»»

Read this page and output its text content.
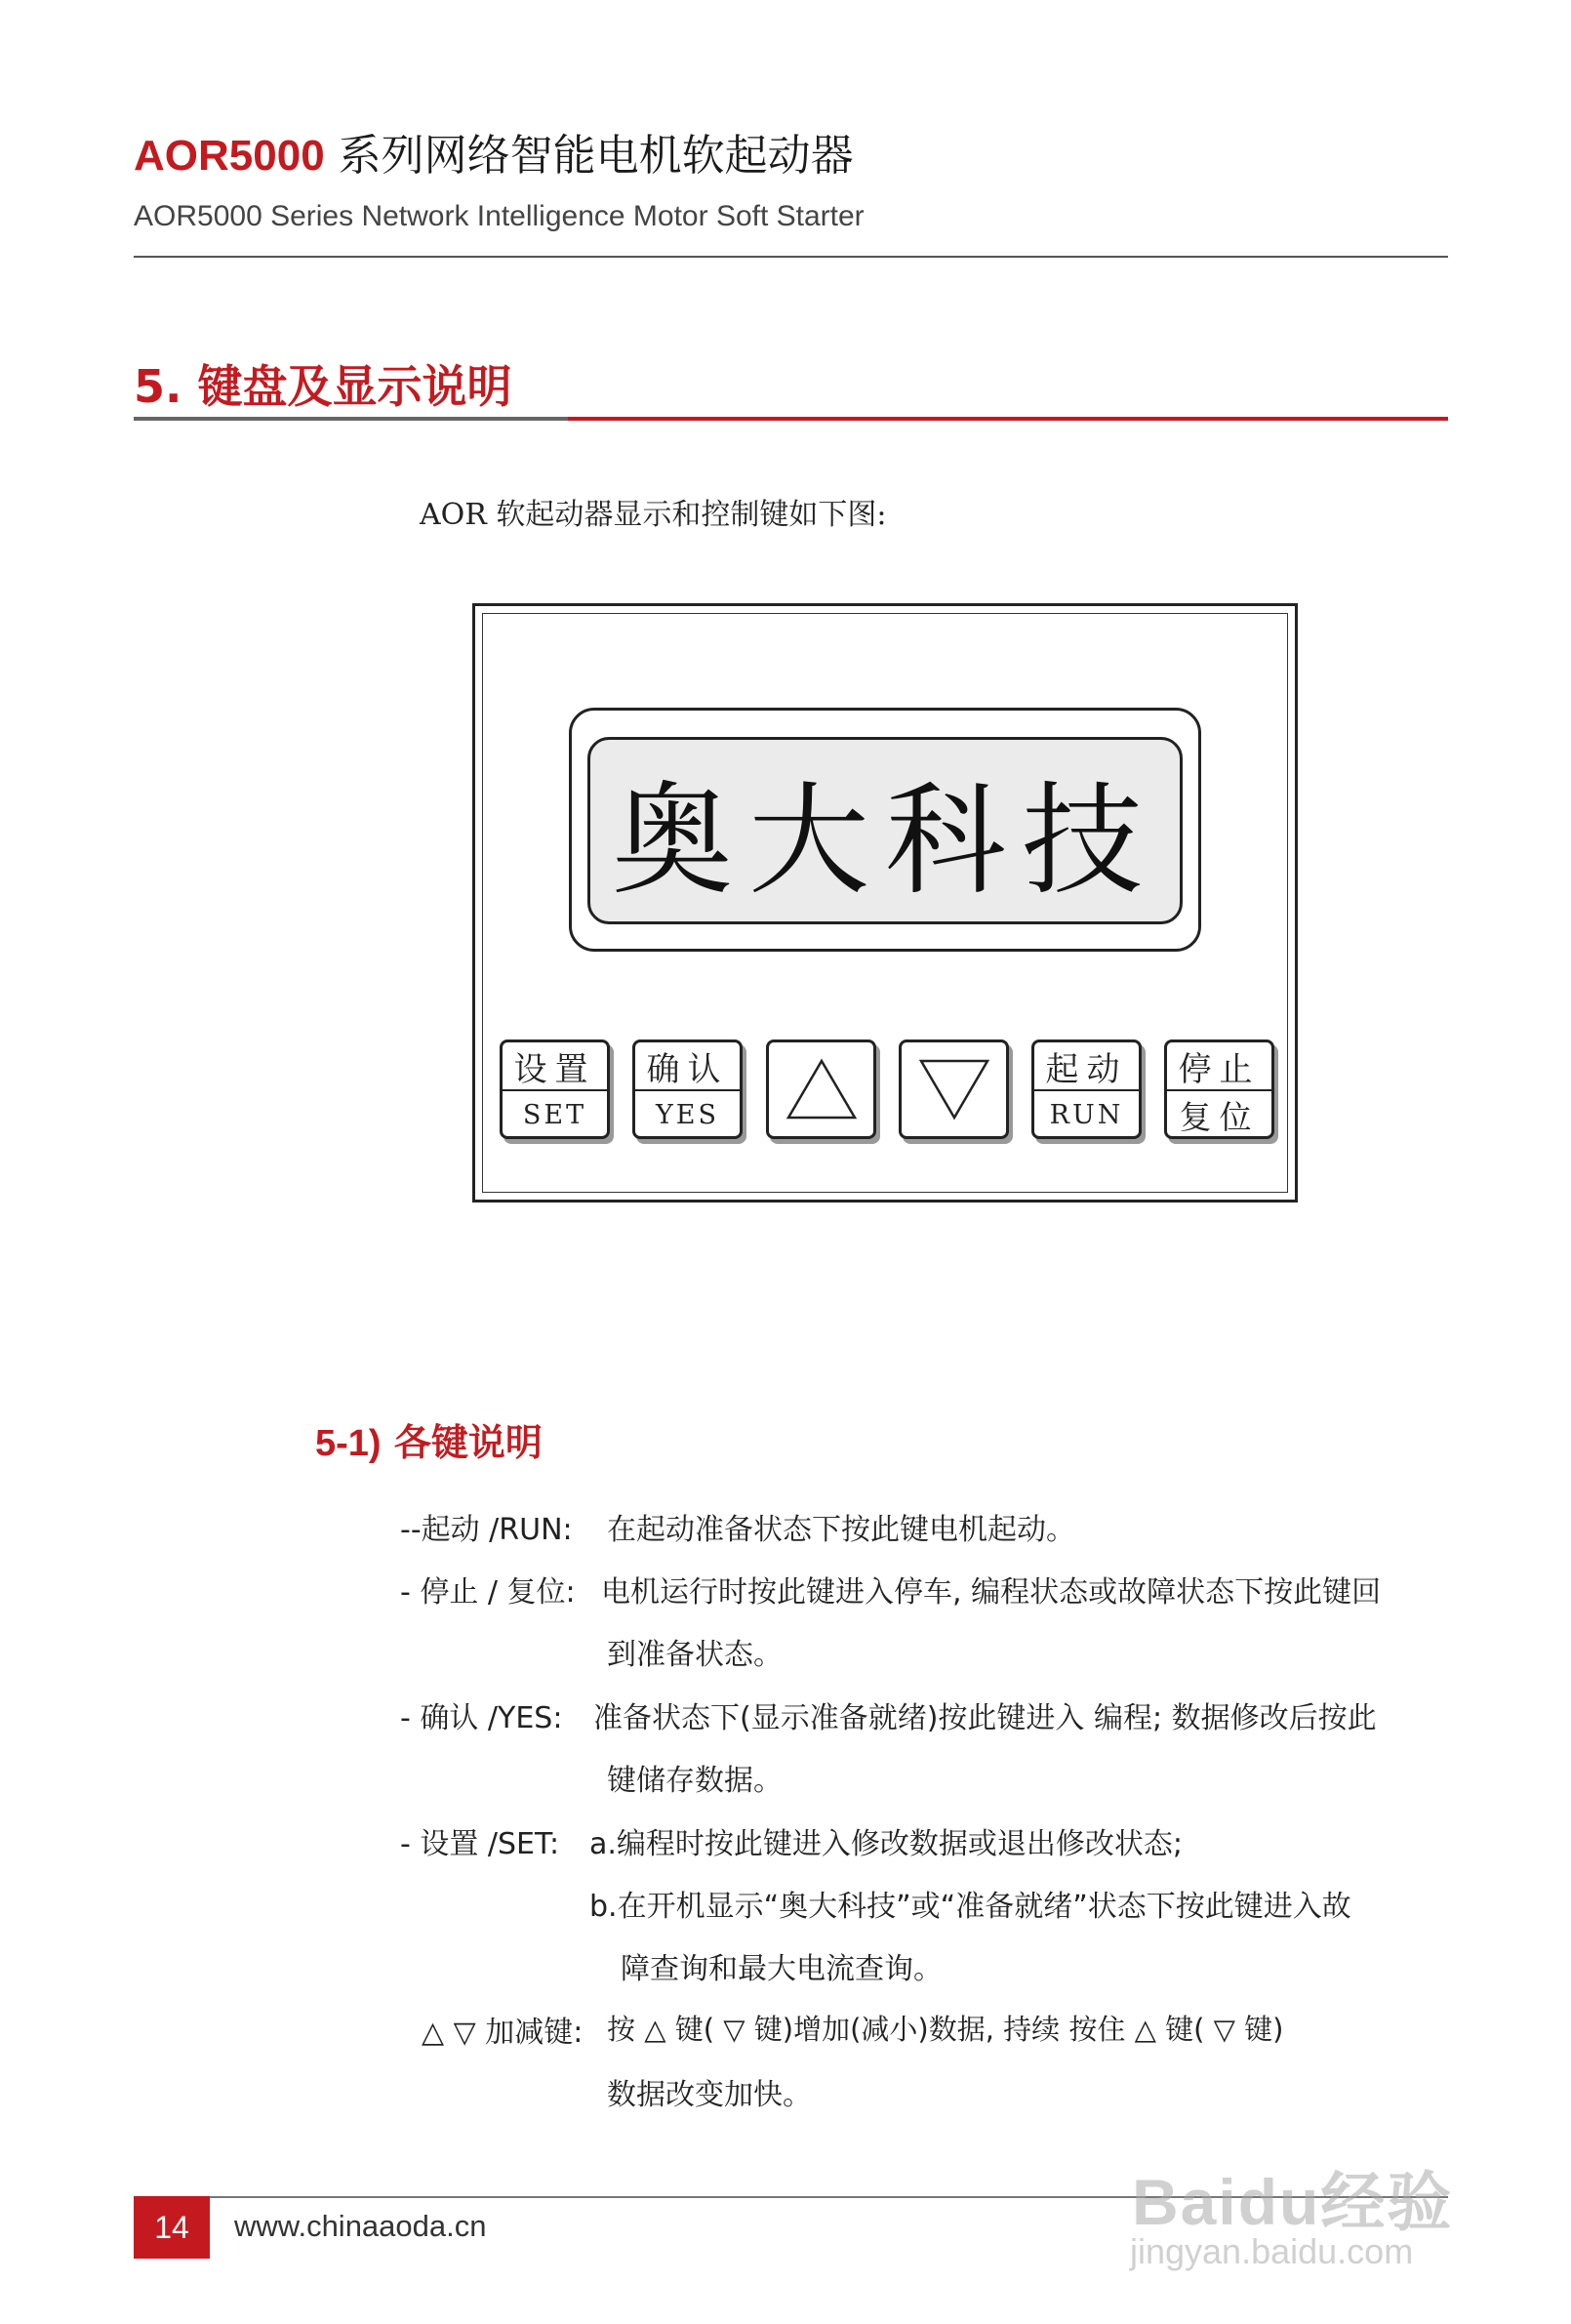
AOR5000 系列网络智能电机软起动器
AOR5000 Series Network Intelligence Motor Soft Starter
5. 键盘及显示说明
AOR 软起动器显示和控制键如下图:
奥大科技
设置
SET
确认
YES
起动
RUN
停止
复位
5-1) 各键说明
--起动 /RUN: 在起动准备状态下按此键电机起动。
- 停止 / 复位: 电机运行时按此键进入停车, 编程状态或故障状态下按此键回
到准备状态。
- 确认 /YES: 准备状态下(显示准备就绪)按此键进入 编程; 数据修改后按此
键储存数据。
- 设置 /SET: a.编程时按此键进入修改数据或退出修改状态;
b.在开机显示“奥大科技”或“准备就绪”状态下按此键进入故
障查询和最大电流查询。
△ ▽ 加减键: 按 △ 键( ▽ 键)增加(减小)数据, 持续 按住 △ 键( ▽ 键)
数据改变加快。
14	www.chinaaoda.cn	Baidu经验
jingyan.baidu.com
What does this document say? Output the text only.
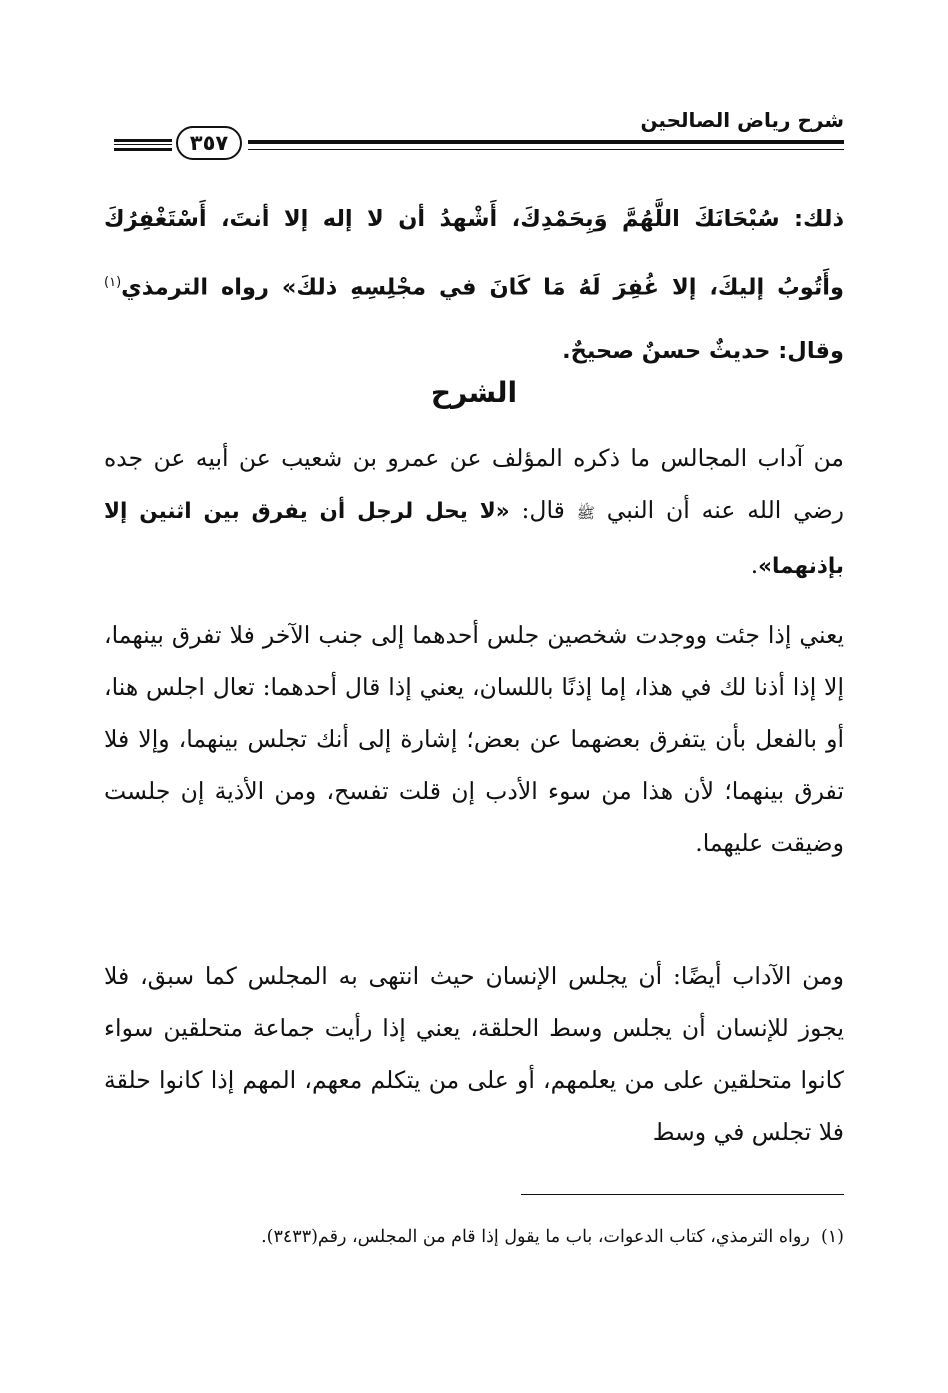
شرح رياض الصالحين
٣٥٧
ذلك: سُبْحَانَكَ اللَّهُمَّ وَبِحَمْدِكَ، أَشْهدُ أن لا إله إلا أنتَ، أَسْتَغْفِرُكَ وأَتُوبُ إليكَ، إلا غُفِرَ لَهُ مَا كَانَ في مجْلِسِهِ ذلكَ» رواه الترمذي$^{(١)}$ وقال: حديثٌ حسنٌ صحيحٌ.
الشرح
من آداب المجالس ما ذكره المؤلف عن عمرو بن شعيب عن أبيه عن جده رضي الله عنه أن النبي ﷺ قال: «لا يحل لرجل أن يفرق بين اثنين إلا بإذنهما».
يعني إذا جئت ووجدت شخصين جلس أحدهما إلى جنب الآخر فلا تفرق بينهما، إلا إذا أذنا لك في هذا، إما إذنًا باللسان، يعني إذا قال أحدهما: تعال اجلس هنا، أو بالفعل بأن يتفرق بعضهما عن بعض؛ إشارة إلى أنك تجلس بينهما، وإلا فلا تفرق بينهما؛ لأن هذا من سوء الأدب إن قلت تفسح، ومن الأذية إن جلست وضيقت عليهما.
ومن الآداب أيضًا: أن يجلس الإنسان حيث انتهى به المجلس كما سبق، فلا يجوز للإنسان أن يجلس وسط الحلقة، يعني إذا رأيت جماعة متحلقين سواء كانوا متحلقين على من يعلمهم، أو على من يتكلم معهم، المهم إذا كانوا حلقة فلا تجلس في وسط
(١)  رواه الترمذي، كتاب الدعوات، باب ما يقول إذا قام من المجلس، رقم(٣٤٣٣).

««

▸ THE PROBLEM
Gather every line from the listing above in which the word "تجلس" appears.

▸ TASK RESPONSE
يعني إذا جئت ووجدت شخصين جلس أحدهما إلى جنب الآخر فلا تفرق بينهما، إلا إذا أذنا لك في هذا، إما إذنًا باللسان، يعني إذا قال أحدهما: تعال اجلس هنا، أو بالفعل بأن يتفرق بعضهما عن بعض؛ إشارة إلى أنك تجلس بينهما، وإلا فلا تفرق بينهما؛ لأن هذا من سوء الأدب إن قلت تفسح، ومن الأذية إن جلست وضيقت عليهما.
ومن الآداب أيضًا: أن يجلس الإنسان حيث انتهى به المجلس كما سبق، فلا يجوز للإنسان أن يجلس وسط الحلقة، يعني إذا رأيت جماعة متحلقين سواء كانوا متحلقين على من يعلمهم، أو على من يتكلم معهم، المهم إذا كانوا حلقة فلا تجلس في وسط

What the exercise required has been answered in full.